### Tasks to perform
1 – In the text on the OSCE report, how many participants took part in the virtual launch event on 19 April?
2 – From the text on the OSCE report, output word for word the part that starts at the words "In an effort" and ends after the words "consensus on engagement.".

### Source text
+---+
OSCE Network of Think Tanks and Academic Institutions
A new report by the OSCE Network of Think Tanks and Academic Institutions recommends OSCE engagement with China. Report was launched on 19 April 2021 in a presentation to OSCE delegations. An online "roadshow" comprising regional workshops in Central Asia, Russia, South Caucasus, the Balkans and further locations follows. FES ROCPE co-organises several regional workshops on BRI throughout 2021.
Since its inception in late 2013, China’s Belt and Road Initiative has grown into a sweeping global trade and infrastructure development project with increasing geopolitical and geo-economic implications.
China is pouring trillions of dollars into the creation of economic corridors stretching from China via Central Asia to Europe, the Middle East, Africa, India, and Southeast Asia. Beijing’s investment is focused on linking up rail and road networks with ports, as well as on modernizing power plants and pipelines.
The enormous level of China’s investment changes the social and political landscape in the countries concerned and has environmental and potentially military implications. These have been analysed for a variety of individual countries and international organizations. Yet, to date, no assessment has been made of the challenges and opportunities Chinese money will have for the Organization for Security and Cooperation in Europe (OSCE) and its participating States.
A new report by the OSCE Network of Think Tanks and Academic Institutions, funded by the German Federal Foreign Office, is seeking to fill this gap.
This is important because more than half of the 57 OSCE participating States have now signed Memoranda of Understanding with China concerning their participation in the Belt and Road Initiative. In addition, by the end of 2020, almost 94 billion USD of Chinese funds have flown into three OSCE subregions: Central Asia, the South Caucasus and Eastern Europe, and the Western Balkans.
“The OSCE and its participating States can no longer afford to ignore the significance of China and its increasing presence and activities within the OSCE region,” says Stefan Wolff, Professor of International Security at the University of Birmingham and principal author of the report. “Whether and how the Organisation and its participating States will rise to the challenge of responding to China’s activities will have a profound impact on the OSCE’s future relevance.”
In an effort to launch a debate on this important topic, the report and its recommendations were officially presented to OSCE participating States, OSCE Partners for Cooperation, and high-level OSCE officials at a virtual launch event on 19 April. 68 participants took part in the event and exchanged views on how best to address the challenges and opportunities of a rising China in the OSCE context.
One main recommendation suggests that the OSCE, under the leadership of OSCE Secretary General Helga Schmid, should identify potential future scenarios for relations with China. On the basis of this, the OSCE Chairpersonship and OSCE Troika could then work with participating States on forming a consensus on engagement.
+---+
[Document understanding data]
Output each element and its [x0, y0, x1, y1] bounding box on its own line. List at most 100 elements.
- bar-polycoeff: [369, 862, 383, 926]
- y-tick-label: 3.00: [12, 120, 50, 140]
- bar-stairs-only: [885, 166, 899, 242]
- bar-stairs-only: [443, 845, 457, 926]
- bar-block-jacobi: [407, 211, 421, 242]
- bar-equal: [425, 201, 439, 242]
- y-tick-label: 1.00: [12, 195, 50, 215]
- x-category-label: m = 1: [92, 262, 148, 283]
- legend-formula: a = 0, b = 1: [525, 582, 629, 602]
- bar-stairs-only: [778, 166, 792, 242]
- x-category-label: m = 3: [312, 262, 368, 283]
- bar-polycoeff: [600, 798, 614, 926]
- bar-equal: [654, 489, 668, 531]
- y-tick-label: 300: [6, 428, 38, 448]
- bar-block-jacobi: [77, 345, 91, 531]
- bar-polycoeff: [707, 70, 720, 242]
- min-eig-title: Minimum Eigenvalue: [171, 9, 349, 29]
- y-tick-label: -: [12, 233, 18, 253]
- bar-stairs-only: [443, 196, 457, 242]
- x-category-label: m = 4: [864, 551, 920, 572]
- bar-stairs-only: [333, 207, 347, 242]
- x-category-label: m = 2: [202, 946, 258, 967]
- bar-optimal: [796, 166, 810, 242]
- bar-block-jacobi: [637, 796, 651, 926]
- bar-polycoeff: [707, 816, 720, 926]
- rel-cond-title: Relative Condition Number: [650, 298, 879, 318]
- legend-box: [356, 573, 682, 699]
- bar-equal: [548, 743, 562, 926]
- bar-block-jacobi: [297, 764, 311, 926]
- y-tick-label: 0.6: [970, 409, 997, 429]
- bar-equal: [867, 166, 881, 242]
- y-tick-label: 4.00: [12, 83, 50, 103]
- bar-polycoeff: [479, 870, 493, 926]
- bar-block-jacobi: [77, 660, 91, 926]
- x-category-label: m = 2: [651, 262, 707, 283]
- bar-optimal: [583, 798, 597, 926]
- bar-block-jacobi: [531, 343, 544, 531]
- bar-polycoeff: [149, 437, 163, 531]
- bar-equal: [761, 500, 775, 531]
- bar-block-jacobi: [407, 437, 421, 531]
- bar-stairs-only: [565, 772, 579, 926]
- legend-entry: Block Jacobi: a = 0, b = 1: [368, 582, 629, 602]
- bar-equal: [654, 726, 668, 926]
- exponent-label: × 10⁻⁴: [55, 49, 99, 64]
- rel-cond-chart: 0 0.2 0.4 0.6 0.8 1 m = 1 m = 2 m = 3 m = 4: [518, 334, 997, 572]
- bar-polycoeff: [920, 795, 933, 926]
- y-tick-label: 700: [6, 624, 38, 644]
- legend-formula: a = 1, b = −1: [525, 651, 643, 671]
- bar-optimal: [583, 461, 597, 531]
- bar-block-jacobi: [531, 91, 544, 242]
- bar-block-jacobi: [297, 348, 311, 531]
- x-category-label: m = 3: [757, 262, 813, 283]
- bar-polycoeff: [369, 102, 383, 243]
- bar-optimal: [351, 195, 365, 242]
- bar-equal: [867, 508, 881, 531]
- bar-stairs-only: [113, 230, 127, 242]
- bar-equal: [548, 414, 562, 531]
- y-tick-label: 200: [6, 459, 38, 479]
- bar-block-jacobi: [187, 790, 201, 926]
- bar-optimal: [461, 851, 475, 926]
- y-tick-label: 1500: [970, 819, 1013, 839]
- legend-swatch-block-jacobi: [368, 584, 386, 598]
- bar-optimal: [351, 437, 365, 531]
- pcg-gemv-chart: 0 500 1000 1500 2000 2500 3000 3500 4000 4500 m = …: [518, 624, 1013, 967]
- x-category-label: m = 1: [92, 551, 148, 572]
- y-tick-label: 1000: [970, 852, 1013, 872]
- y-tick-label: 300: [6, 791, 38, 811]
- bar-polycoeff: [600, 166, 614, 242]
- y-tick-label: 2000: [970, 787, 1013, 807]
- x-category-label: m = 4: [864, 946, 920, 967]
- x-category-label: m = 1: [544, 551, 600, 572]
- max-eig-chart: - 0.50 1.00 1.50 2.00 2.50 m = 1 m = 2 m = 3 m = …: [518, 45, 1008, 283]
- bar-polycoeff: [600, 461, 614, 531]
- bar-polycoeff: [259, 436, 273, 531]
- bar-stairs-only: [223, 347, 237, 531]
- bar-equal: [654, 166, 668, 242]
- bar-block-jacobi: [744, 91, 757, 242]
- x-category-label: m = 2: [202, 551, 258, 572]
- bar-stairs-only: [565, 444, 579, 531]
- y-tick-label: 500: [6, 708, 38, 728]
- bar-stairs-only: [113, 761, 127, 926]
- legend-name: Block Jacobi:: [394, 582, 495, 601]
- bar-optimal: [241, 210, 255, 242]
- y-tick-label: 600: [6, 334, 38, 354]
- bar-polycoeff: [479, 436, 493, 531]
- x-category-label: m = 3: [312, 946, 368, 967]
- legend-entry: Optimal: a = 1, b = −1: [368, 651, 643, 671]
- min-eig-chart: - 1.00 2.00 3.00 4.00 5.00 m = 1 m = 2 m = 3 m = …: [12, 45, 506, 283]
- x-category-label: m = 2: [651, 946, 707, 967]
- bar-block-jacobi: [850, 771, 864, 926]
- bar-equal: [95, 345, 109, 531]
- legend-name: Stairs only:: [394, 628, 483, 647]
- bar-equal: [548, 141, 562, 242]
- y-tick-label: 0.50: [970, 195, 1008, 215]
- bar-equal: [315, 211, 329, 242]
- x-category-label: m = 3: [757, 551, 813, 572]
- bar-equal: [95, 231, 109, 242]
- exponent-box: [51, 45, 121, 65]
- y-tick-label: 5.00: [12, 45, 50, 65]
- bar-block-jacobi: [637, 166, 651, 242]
+---+
### Results by task
1 – 68 participants

2 –
In an effort to launch a debate on this important topic, the report and its recommendations were officially presented to OSCE participating States, OSCE Partners for Cooperation, and high-level OSCE officials at a virtual launch event on 19 April. 68 participants took part in the event and exchanged views on how best to address the challenges and opportunities of a rising China in the OSCE context.
One main recommendation suggests that the OSCE, under the leadership of OSCE Secretary General Helga Schmid, should identify potential future scenarios for relations with China. On the basis of this, the OSCE Chairpersonship and OSCE Troika could then work with participating States on forming a consensus on engagement.